(Raw records)
'''

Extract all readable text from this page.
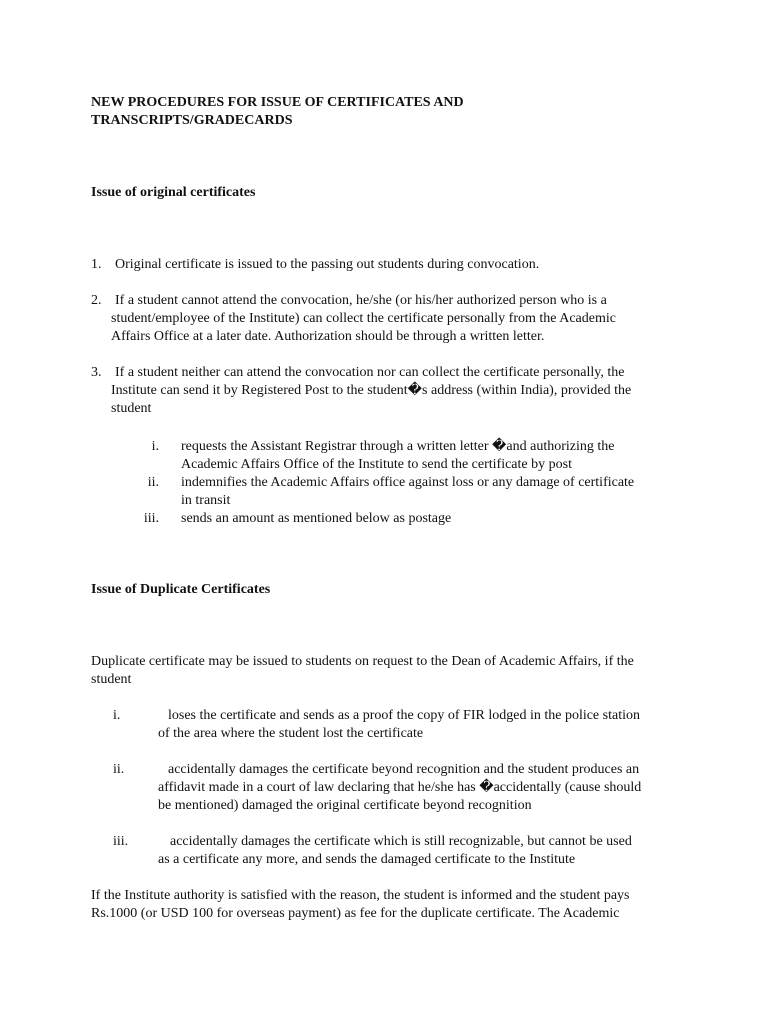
NEW PROCEDURES FOR ISSUE OF CERTIFICATES AND
TRANSCRIPTS/GRADECARDS
Issue of original certificates
1. Original certificate is issued to the passing out students during convocation.
2. If a student cannot attend the convocation, he/she (or his/her authorized person who is a
student/employee of the Institute) can collect the certificate personally from the Academic
Affairs Office at a later date. Authorization should be through a written letter.
3. If a student neither can attend the convocation nor can collect the certificate personally, the
Institute can send it by Registered Post to the student�s address (within India), provided the
student
i. requests the Assistant Registrar through a written letter �and authorizing the
Academic Affairs Office of the Institute to send the certificate by post
ii. indemnifies the Academic Affairs office against loss or any damage of certificate
in transit
iii. sends an amount as mentioned below as postage
Issue of Duplicate Certificates
Duplicate certificate may be issued to students on request to the Dean of Academic Affairs, if the
student
i.	loses the certificate and sends as a proof the copy of FIR lodged in the police station
of the area where the student lost the certificate
ii.	accidentally damages the certificate beyond recognition and the student produces an
affidavit made in a court of law declaring that he/she has �accidentally (cause should
be mentioned) damaged the original certificate beyond recognition
iii.	accidentally damages the certificate which is still recognizable, but cannot be used
as a certificate any more, and sends the damaged certificate to the Institute
If the Institute authority is satisfied with the reason, the student is informed and the student pays
Rs.1000 (or USD 100 for overseas payment) as fee for the duplicate certificate. The Academic
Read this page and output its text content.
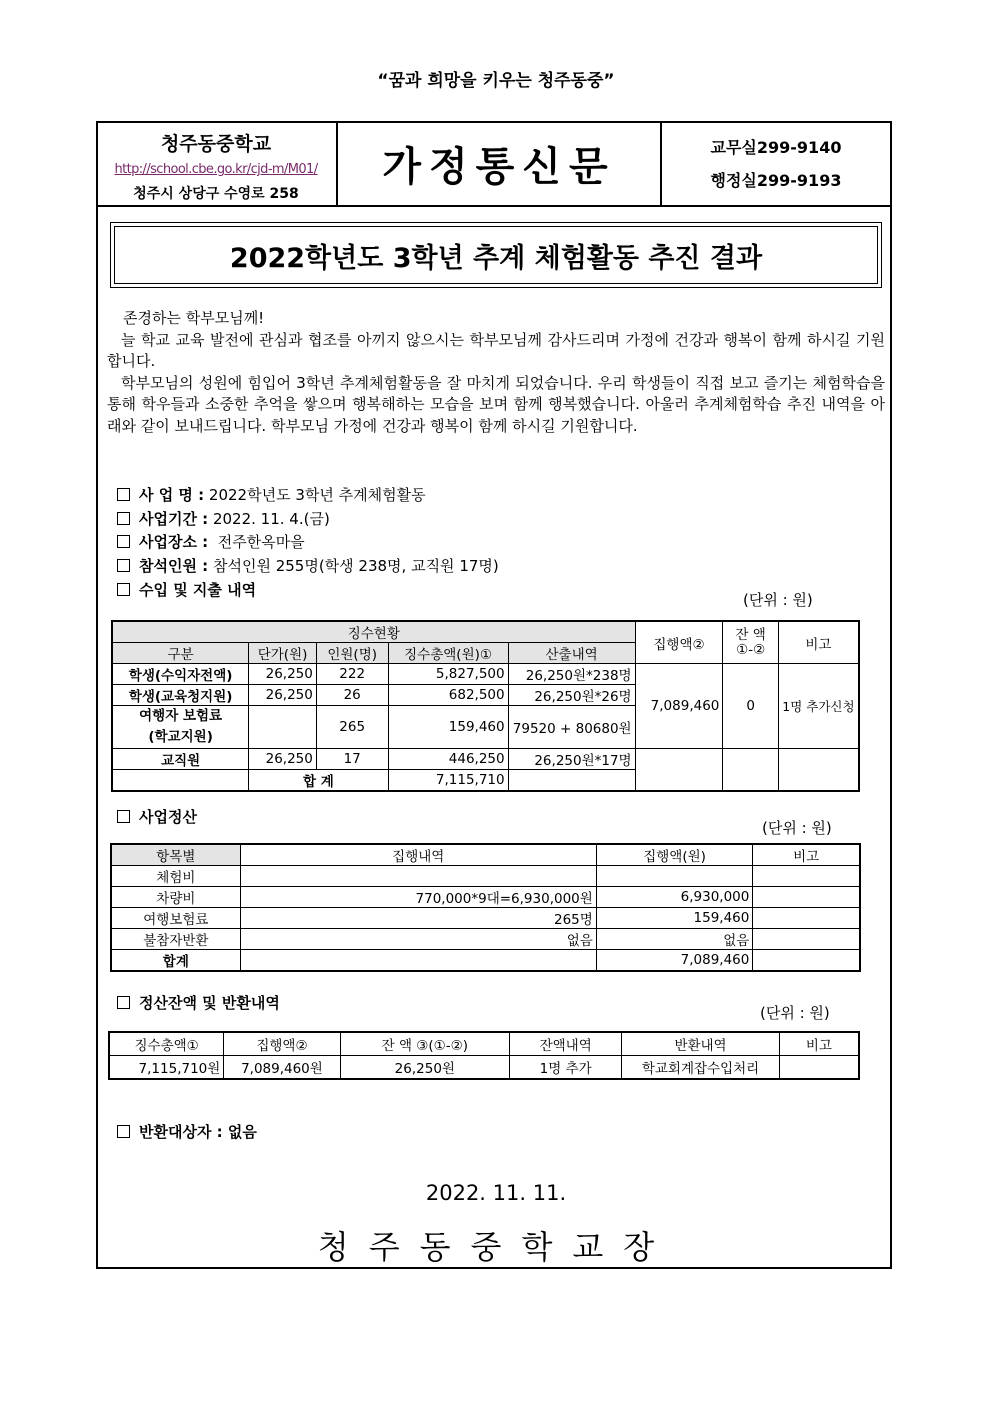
“꿈과 희망을 키우는 청주동중”
청주동중학교
http://school.cbe.go.kr/cjd-m/M01/
청주시 상당구 수영로 258
가정통신문	교무실299-9140
행정실299-9193
2022학년도 3학년 추계 체험활동 추진 결과

존경하는 학부모님께!

늘 학교 교육 발전에 관심과 협조를 아끼지 않으시는 학부모님께 감사드리며 가정에 건강과 행복이 함께 하시길 기원합니다.

학부모님의 성원에 힘입어 3학년 추계체험활동을 잘 마치게 되었습니다. 우리 학생들이 직접 보고 즐기는 체험학습을 통해 학우들과 소중한 추억을 쌓으며 행복해하는 모습을 보며 함께 행복했습니다. 아울러 추계체험학습 추진 내역을 아래와 같이 보내드립니다. 학부모님 가정에 건강과 행복이 함께 하시길 기원합니다.

사 업 명 : 2022학년도 3학년 추계체험활동
사업기간 : 2022. 11. 4.(금)
사업장소 : 전주한옥마을
참석인원 : 참석인원 255명(학생 238명, 교직원 17명)
수입 및 지출 내역
(단위 : 원)
징수현황					집행액②	잔 액 ①-②	비고
구분	단가(원)	인원(명)	징수총액(원)①	산출내역			
학생(수익자전액)	26,250	222	5,827,500	26,250원*238명	7,089,460	0	1명 추가신청
학생(교육청지원)	26,250	26	682,500	26,250원*26명			
여행자 보험료
(학교지원)		265	159,460	79520 + 80680원			
교직원	26,250	17	446,250	26,250원*17명			
	합 계		7,115,710				
사업정산
(단위 : 원)
항목별	집행내역	집행액(원)	비고
체험비			
차량비	770,000*9대=6,930,000원	6,930,000	
여행보험료	265명	159,460	
불참자반환	없음	없음	
합계		7,089,460	
정산잔액 및 반환내역
(단위 : 원)
징수총액①	집행액②	잔 액 ③(①-②)	잔액내역	반환내역	비고
7,115,710원	7,089,460원	26,250원	1명 추가	학교회계잡수입처리	
반환대상자 : 없음
2022. 11. 11.
청주동중학교장
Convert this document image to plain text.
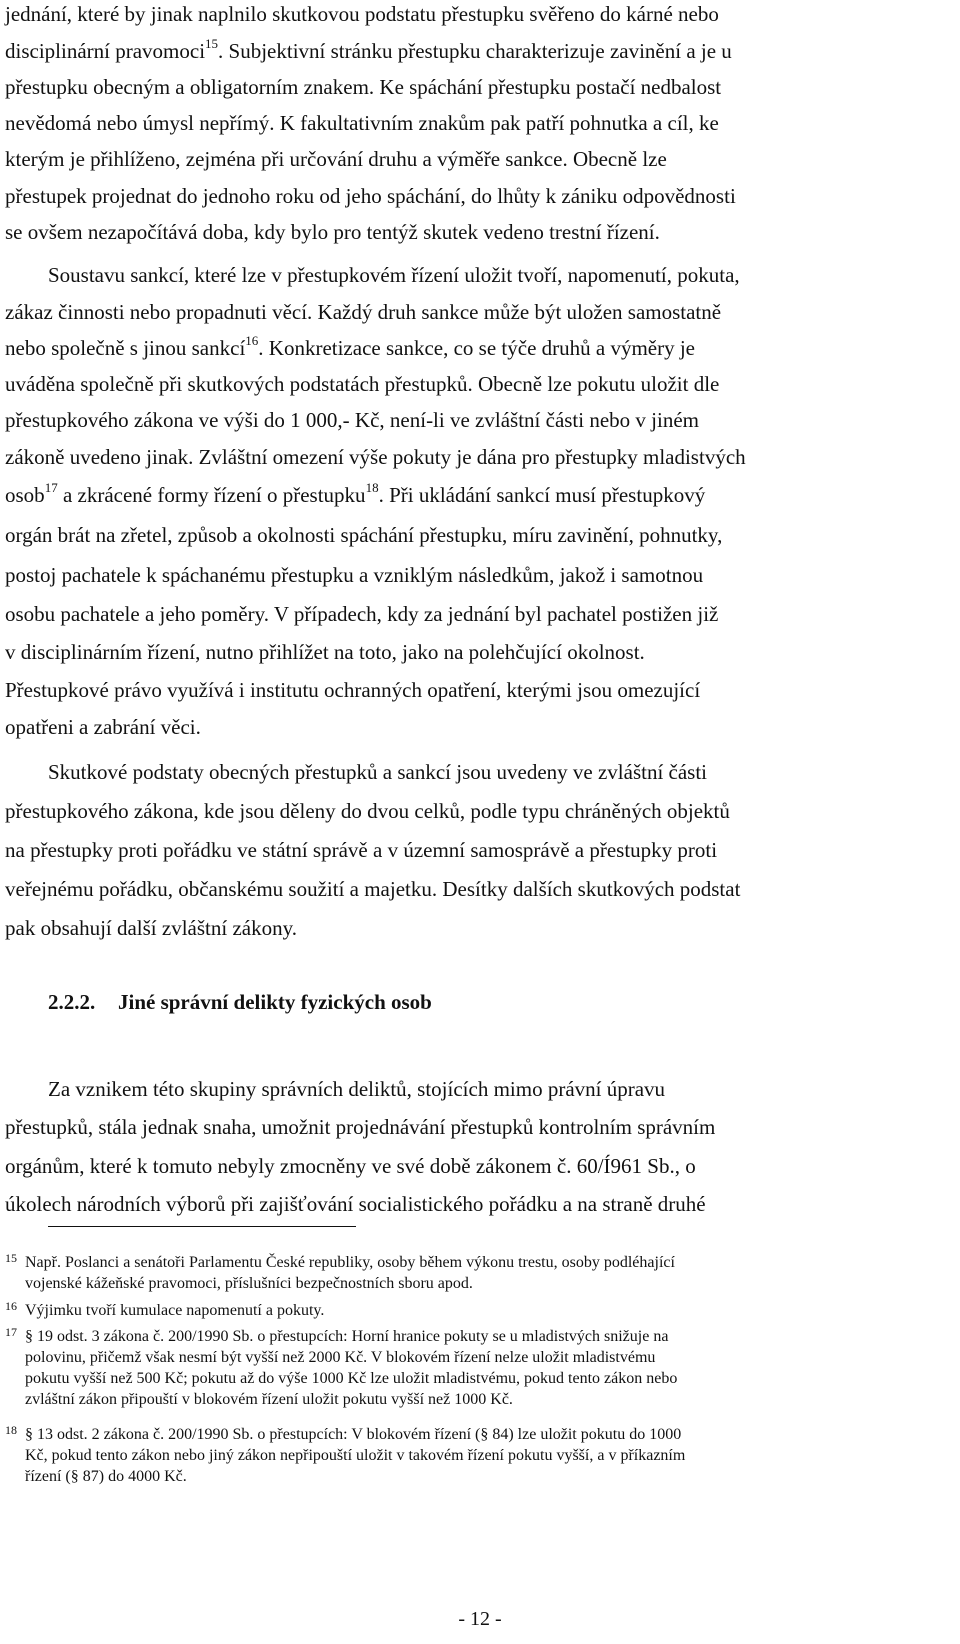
jednání, které by jinak naplnilo skutkovou podstatu přestupku svěřeno do kárné nebo
disciplinární pravomoci$^{15}$. Subjektivní stránku přestupku charakterizuje zavinění a je u
přestupku obecným a obligatorním znakem. Ke spáchání přestupku postačí nedbalost
nevědomá nebo úmysl nepřímý. K fakultativním znakům pak patří pohnutka a cíl, ke
kterým je přihlíženo, zejména při určování druhu a výměře sankce. Obecně lze
přestupek projednat do jednoho roku od jeho spáchání, do lhůty k zániku odpovědnosti
se ovšem nezapočítává doba, kdy bylo pro tentýž skutek vedeno trestní řízení.
Soustavu sankcí, které lze v přestupkovém řízení uložit tvoří, napomenutí, pokuta,
zákaz činnosti nebo propadnuti věcí. Každý druh sankce může být uložen samostatně
nebo společně s jinou sankcí$^{16}$. Konkretizace sankce, co se týče druhů a výměry je
uváděna společně při skutkových podstatách přestupků. Obecně lze pokutu uložit dle
přestupkového zákona ve výši do 1 000,- Kč, není-li ve zvláštní části nebo v jiném
zákoně uvedeno jinak. Zvláštní omezení výše pokuty je dána pro přestupky mladistvých
osob$^{17}$ a zkrácené formy řízení o přestupku$^{18}$. Při ukládání sankcí musí přestupkový
orgán brát na zřetel, způsob a okolnosti spáchání přestupku, míru zavinění, pohnutky,
postoj pachatele k spáchanému přestupku a vzniklým následkům, jakož i samotnou
osobu pachatele a jeho poměry. V případech, kdy za jednání byl pachatel postižen již
v disciplinárním řízení, nutno přihlížet na toto, jako na polehčující okolnost.
Přestupkové právo využívá i institutu ochranných opatření, kterými jsou omezující
opatřeni a zabrání věci.
Skutkové podstaty obecných přestupků a sankcí jsou uvedeny ve zvláštní části
přestupkového zákona, kde jsou děleny do dvou celků, podle typu chráněných objektů
na přestupky proti pořádku ve státní správě a v územní samosprávě a přestupky proti
veřejnému pořádku, občanskému soužití a majetku. Desítky dalších skutkových podstat
pak obsahují další zvláštní zákony.
2.2.2. Jiné správní delikty fyzických osob
Za vznikem této skupiny správních deliktů, stojících mimo právní úpravu
přestupků, stála jednak snaha, umožnit projednávání přestupků kontrolním správním
orgánům, které k tomuto nebyly zmocněny ve své době zákonem č. 60/Í961 Sb., o
úkolech národních výborů při zajišťování socialistického pořádku a na straně druhé
15 Např. Poslanci a senátoři Parlamentu České republiky, osoby během výkonu trestu, osoby podléhající
vojenské kážeňské pravomoci, příslušníci bezpečnostních sboru apod.
16 Výjimku tvoří kumulace napomenutí a pokuty.
17 § 19 odst. 3 zákona č. 200/1990 Sb. o přestupcích: Horní hranice pokuty se u mladistvých snižuje na
polovinu, přičemž však nesmí být vyšší než 2000 Kč. V blokovém řízení nelze uložit mladistvému
pokutu vyšší než 500 Kč; pokutu až do výše 1000 Kč lze uložit mladistvému, pokud tento zákon nebo
zvláštní zákon připouští v blokovém řízení uložit pokutu vyšší než 1000 Kč.
18 § 13 odst. 2 zákona č. 200/1990 Sb. o přestupcích: V blokovém řízení (§ 84) lze uložit pokutu do 1000
Kč, pokud tento zákon nebo jiný zákon nepřipouští uložit v takovém řízení pokutu vyšší, a v příkazním
řízení (§ 87) do 4000 Kč.
- 12 -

'''

◆ **Given problem**:
Copy each line of the records containing the string "집행액②".

◆ **Final result**:
징수현황					집행액②	잔 액 ①-②	비고
징수총액①	집행액②	잔 액 ③(①-②)	잔액내역	반환내역	비고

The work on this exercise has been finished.